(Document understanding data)
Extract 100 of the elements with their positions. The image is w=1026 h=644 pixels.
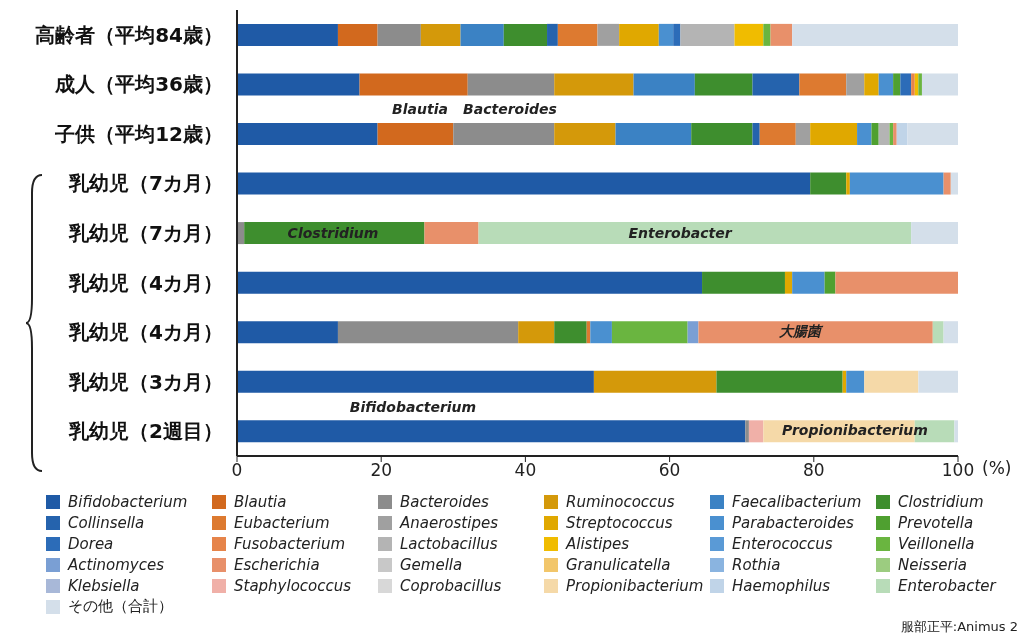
bar: [864, 73, 879, 96]
bar: [763, 23, 771, 46]
x-tick-label: 40: [514, 460, 537, 481]
bar: [698, 321, 933, 344]
legend-label: Escherichia: [234, 555, 320, 574]
legend-label: Collinsella: [68, 513, 145, 532]
bar: [810, 172, 847, 195]
bar: [467, 73, 555, 96]
legend-label: Bifidobacterium: [68, 492, 188, 511]
bar: [846, 73, 865, 96]
bar: [878, 122, 890, 145]
bar: [893, 122, 897, 145]
legend-label: Propionibacterium: [566, 576, 704, 595]
bar: [237, 73, 360, 96]
bar: [748, 420, 764, 443]
legend-label: Klebsiella: [68, 576, 140, 595]
bar: [658, 23, 674, 46]
bar: [237, 370, 594, 393]
bar: [716, 370, 843, 393]
bar: [954, 420, 958, 443]
x-tick-label: 20: [370, 460, 393, 481]
x-tick-label: 60: [658, 460, 681, 481]
legend-label: Anaerostipes: [400, 513, 498, 532]
bar: [734, 23, 764, 46]
bar: [687, 321, 699, 344]
legend-label: Alistipes: [566, 534, 630, 553]
bar: [518, 321, 555, 344]
legend-label: Faecalibacterium: [732, 492, 862, 511]
x-axis-title: (%): [982, 458, 1012, 479]
bar: [503, 23, 548, 46]
bar: [745, 420, 749, 443]
bar: [337, 321, 519, 344]
bar: [799, 73, 847, 96]
bar: [554, 73, 634, 96]
bar: [846, 172, 850, 195]
bar: [619, 23, 659, 46]
legend-label: Granulicatella: [566, 555, 671, 574]
bar: [237, 122, 378, 145]
y-tick-label: 乳幼児（3カ月）: [68, 369, 223, 394]
bar: [871, 122, 879, 145]
annotation: Bacteroides: [463, 101, 557, 117]
y-tick-label: 乳幼児（2週目）: [68, 419, 223, 444]
legend-label: Coprobacillus: [400, 576, 502, 595]
bar: [593, 370, 717, 393]
bar: [795, 122, 811, 145]
bar: [424, 222, 479, 245]
y-tick-label: 乳幼児（7カ月）: [68, 221, 223, 245]
legend-label: その他（合計）: [68, 597, 173, 616]
legend-label: Prevotella: [898, 513, 974, 532]
y-tick-label: 高齢者（平均84歳）: [35, 22, 223, 47]
bar: [694, 73, 753, 96]
bar: [237, 271, 703, 294]
bar: [846, 370, 865, 393]
bar: [460, 23, 504, 46]
bar: [337, 23, 378, 46]
bar: [896, 122, 908, 145]
bar: [752, 73, 800, 96]
bar: [878, 73, 894, 96]
bar: [759, 122, 796, 145]
bar: [615, 122, 692, 145]
text: 服部正平:Animus 2: [900, 618, 1018, 636]
y-tick-label: 成人（平均36歳）: [54, 72, 223, 97]
bar: [752, 122, 760, 145]
legend-label: Staphylococcus: [234, 576, 352, 595]
bar: [633, 73, 695, 96]
bar: [921, 73, 958, 96]
bar: [849, 172, 944, 195]
legend-label: Streptococcus: [566, 513, 673, 532]
bar: [237, 172, 811, 195]
bar: [918, 73, 922, 96]
bar: [770, 23, 793, 46]
legend-label: Enterobacter: [898, 576, 996, 595]
legend-label: Ruminococcus: [566, 492, 675, 511]
bar: [810, 122, 858, 145]
annotation: Propionibacterium: [782, 422, 928, 438]
bar: [911, 73, 915, 96]
bar: [590, 321, 612, 344]
bar: [377, 23, 421, 46]
bar: [377, 122, 454, 145]
bar: [792, 271, 825, 294]
legend-label: Eubacterium: [234, 513, 330, 532]
annotation: Blautia: [392, 101, 448, 117]
legend-label: Actinomyces: [68, 555, 165, 574]
bar: [359, 73, 468, 96]
bar: [597, 23, 620, 46]
legend-label: Haemophilus: [732, 576, 831, 595]
legend-label: Parabacteroides: [732, 513, 854, 532]
bar: [554, 321, 587, 344]
bar: [893, 73, 901, 96]
legend-label: Gemella: [400, 555, 463, 574]
bar: [784, 271, 793, 294]
annotation: Bifidobacterium: [349, 399, 477, 415]
bar: [237, 321, 338, 344]
x-tick-label: 0: [231, 460, 243, 481]
bar: [673, 23, 681, 46]
legend-label: Bacteroides: [400, 492, 489, 511]
bar: [900, 73, 912, 96]
bar: [864, 370, 919, 393]
annotation: Clostridium: [287, 225, 379, 241]
bar: [237, 23, 338, 46]
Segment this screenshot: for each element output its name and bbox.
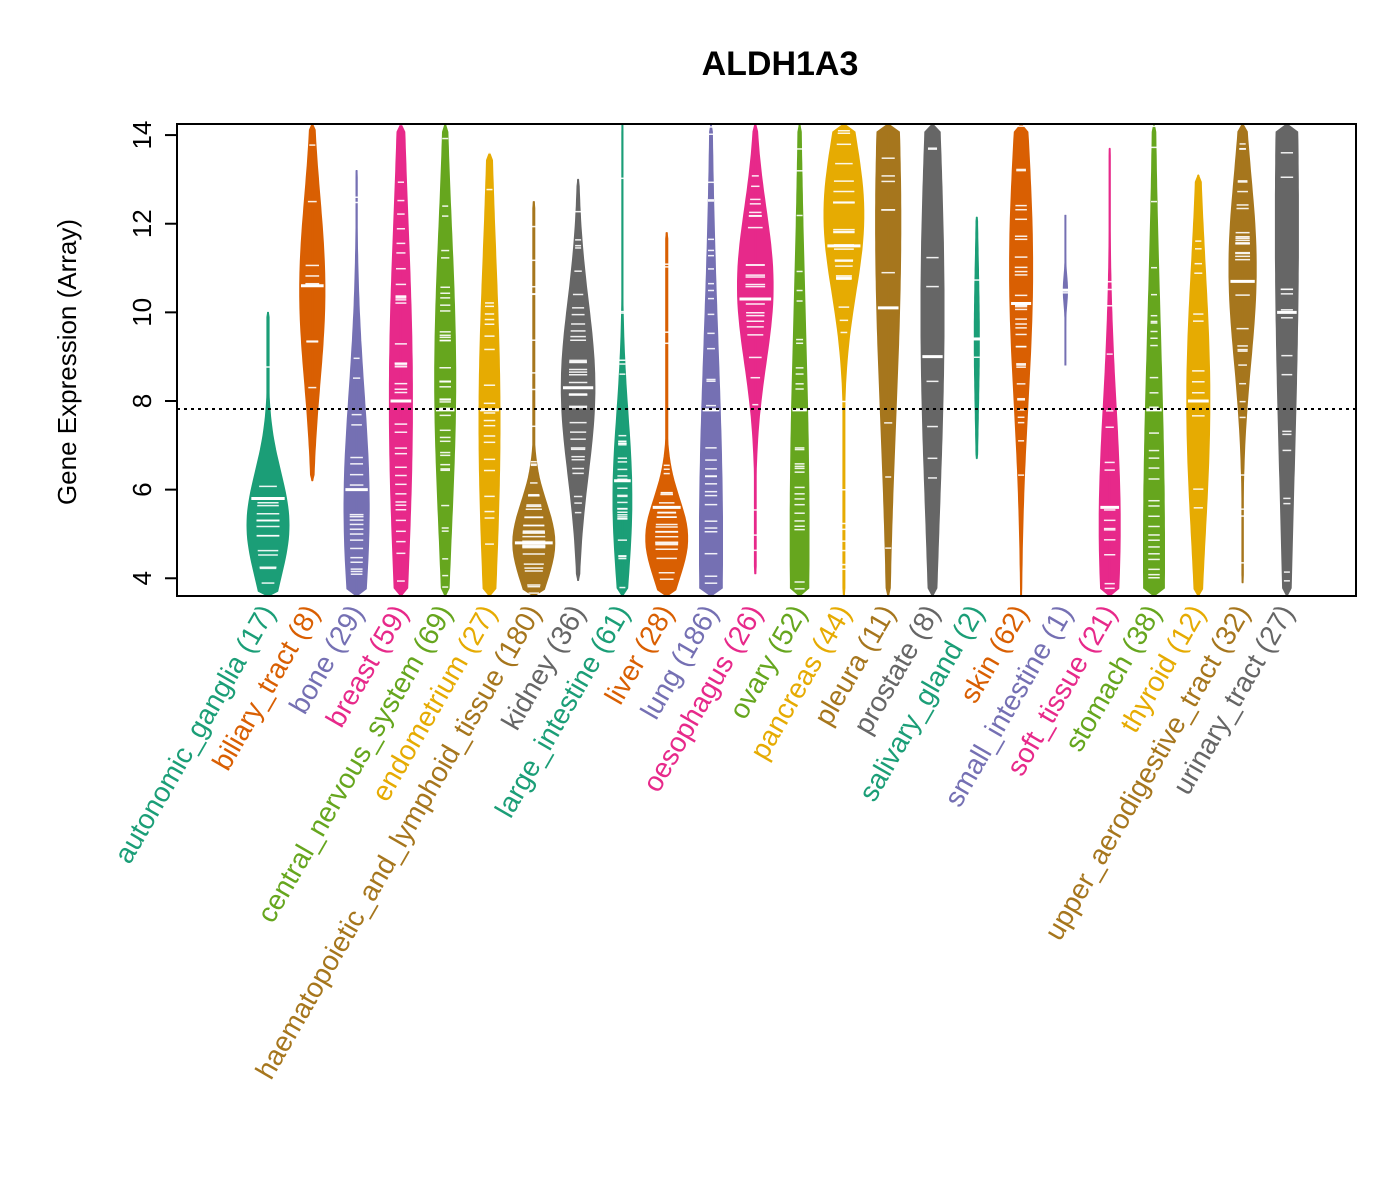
violin-autonomic_ganglia [246,311,290,597]
violin-soft_tissue [1098,147,1121,597]
y-tick-label: 10 [127,298,157,327]
violin-central_nervous_system [434,123,457,597]
violin-skin [1009,123,1034,597]
violin-stomach [1143,123,1165,597]
violin-bone [343,170,370,597]
violin-pancreas [823,123,865,597]
y-axis: 4 6 8 10 12 14 [127,121,178,586]
violin-biliary_tract [299,123,326,482]
x-axis-labels: autonomic_ganglia (17)biliary_tract (8)b… [108,600,1300,1085]
y-axis-label: Gene Expression (Array) [52,219,82,505]
chart-title: ALDH1A3 [702,45,859,83]
violin-small_intestine [1060,214,1071,366]
violin-haematopoietic_and_lymphoid_tissue [512,201,556,597]
violin-pleura [875,123,902,597]
violin-lung [699,123,723,597]
violin-endometrium [478,152,501,597]
violin-prostate [920,123,945,597]
violin-upper_aerodigestive_tract [1228,123,1257,584]
violin-breast [388,123,413,597]
violin-kidney [560,178,596,581]
violin-large_intestine [612,123,633,597]
y-tick-label: 14 [127,121,157,150]
y-tick-label: 4 [127,571,157,585]
violin-thyroid [1186,174,1211,597]
violin-salivary_gland [971,216,982,460]
violin-ovary [789,123,810,597]
y-tick-label: 12 [127,209,157,238]
violin-liver [645,232,689,597]
y-tick-label: 6 [127,482,157,496]
y-tick-label: 8 [127,394,157,408]
violin-urinary_tract [1274,123,1299,597]
violin-oesophagus [737,123,774,575]
violins [246,123,1299,597]
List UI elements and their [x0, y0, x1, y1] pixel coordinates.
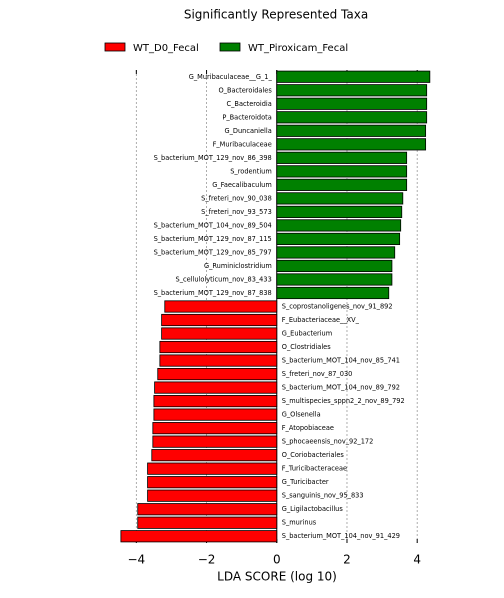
category-label: G_Ligilactobacillus	[282, 505, 344, 513]
bar	[159, 354, 278, 367]
bar	[147, 476, 278, 489]
bar	[154, 381, 278, 394]
chart-title: Significantly Represented Taxa	[184, 8, 368, 22]
bar	[276, 124, 427, 137]
category-label: G_Turicibacter	[282, 478, 329, 486]
bar	[120, 530, 278, 543]
category-label: S_rodentium	[230, 167, 272, 175]
bar	[153, 395, 278, 408]
category-label: O_Coriobacteriales	[282, 451, 345, 459]
x-tick-label: −2	[198, 553, 216, 567]
bar	[276, 178, 408, 191]
bar	[276, 286, 390, 300]
x-tick-label: 2	[343, 553, 351, 567]
category-label: P_Bacteroidota	[222, 113, 271, 121]
bar	[137, 516, 278, 529]
category-label: S_bacterium_MOT_104_nov_85_741	[282, 357, 400, 365]
category-label: S_bacterium_MOT_104_nov_91_429	[282, 532, 400, 540]
bar	[161, 327, 278, 340]
bar	[147, 462, 278, 475]
category-label: G_Olsenella	[282, 411, 321, 419]
x-tick-label: 4	[413, 553, 421, 567]
category-label: G_Eubacterium	[282, 330, 332, 338]
category-label: S_bacterium_MOT_129_nov_85_797	[154, 248, 272, 256]
category-label: F_Atopobiaceae	[282, 424, 334, 432]
category-label: S_murinus	[282, 519, 317, 527]
bar	[276, 273, 393, 286]
legend-swatch	[219, 42, 241, 52]
category-label: S_bacterium_MOT_104_nov_89_792	[282, 384, 400, 392]
bar	[161, 313, 278, 327]
bar	[276, 219, 402, 232]
category-label: S_cellulolyticum_nov_83_433	[176, 275, 272, 283]
category-label: O_Clostridiales	[282, 343, 331, 351]
bar	[137, 503, 278, 516]
category-label: G_Faecalibaculum	[212, 181, 272, 189]
category-label: S_multispecies_sppn2_2_nov_89_792	[282, 397, 405, 405]
category-label: S_bacterium_MOT_129_nov_86_398	[154, 154, 272, 162]
category-label: F_Eubacteriaceae__XV_	[282, 316, 360, 324]
category-label: S_freteri_nov_87_030	[282, 370, 353, 378]
x-axis-label: LDA SCORE (log 10)	[217, 570, 337, 584]
category-label: S_freteri_nov_93_573	[201, 208, 272, 216]
legend-swatch	[104, 42, 126, 52]
bar	[153, 408, 278, 421]
category-label: S_bacterium_MOT_129_nov_87_838	[154, 289, 272, 297]
bar	[147, 489, 278, 502]
bar	[276, 246, 396, 259]
bar	[152, 435, 278, 448]
bar	[276, 111, 428, 124]
legend-label: WT_D0_Fecal	[133, 43, 199, 54]
category-label: F_Turicibacteraceae	[282, 465, 347, 473]
bar	[276, 165, 408, 178]
bar	[276, 138, 427, 151]
bar	[276, 205, 403, 218]
category-label: S_bacterium_MOT_129_nov_87_115	[154, 235, 272, 243]
bar	[164, 300, 278, 313]
bar	[276, 84, 428, 97]
bar	[276, 70, 431, 83]
bar	[276, 192, 404, 205]
category-label: O_Bacteroidales	[218, 86, 272, 94]
bar	[276, 232, 401, 246]
category-label: F_Muribaculaceae	[213, 140, 272, 148]
legend-label: WT_Piroxicam_Fecal	[248, 43, 348, 54]
bar	[152, 422, 278, 435]
bar	[276, 259, 393, 273]
bar	[159, 340, 278, 354]
bar	[276, 97, 428, 110]
category-label: S_sanguinis_nov_95_833	[282, 492, 364, 500]
category-label: G_Muribaculaceae__G_1_	[189, 73, 273, 81]
category-label: C_Bacteroidia	[227, 100, 272, 108]
bar	[157, 367, 278, 381]
category-label: S_phocaeensis_nov_92_172	[282, 438, 374, 446]
category-label: G_Duncaniella	[224, 127, 271, 135]
category-label: S_freteri_nov_90_038	[201, 194, 272, 202]
bar	[151, 449, 278, 462]
x-tick-label: −4	[127, 553, 145, 567]
bar	[276, 151, 408, 164]
category-label: S_coprostanoligenes_nov_91_892	[282, 303, 393, 311]
category-label: G_Ruminiclostridium	[204, 262, 272, 270]
x-tick-label: 0	[273, 553, 281, 567]
category-label: S_bacterium_MOT_104_nov_89_504	[154, 221, 272, 229]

§ **Assignment**
For the entries above, please state how many lines contain the string "swatch"; give the number and nothing else.

§ **Exercise response**
2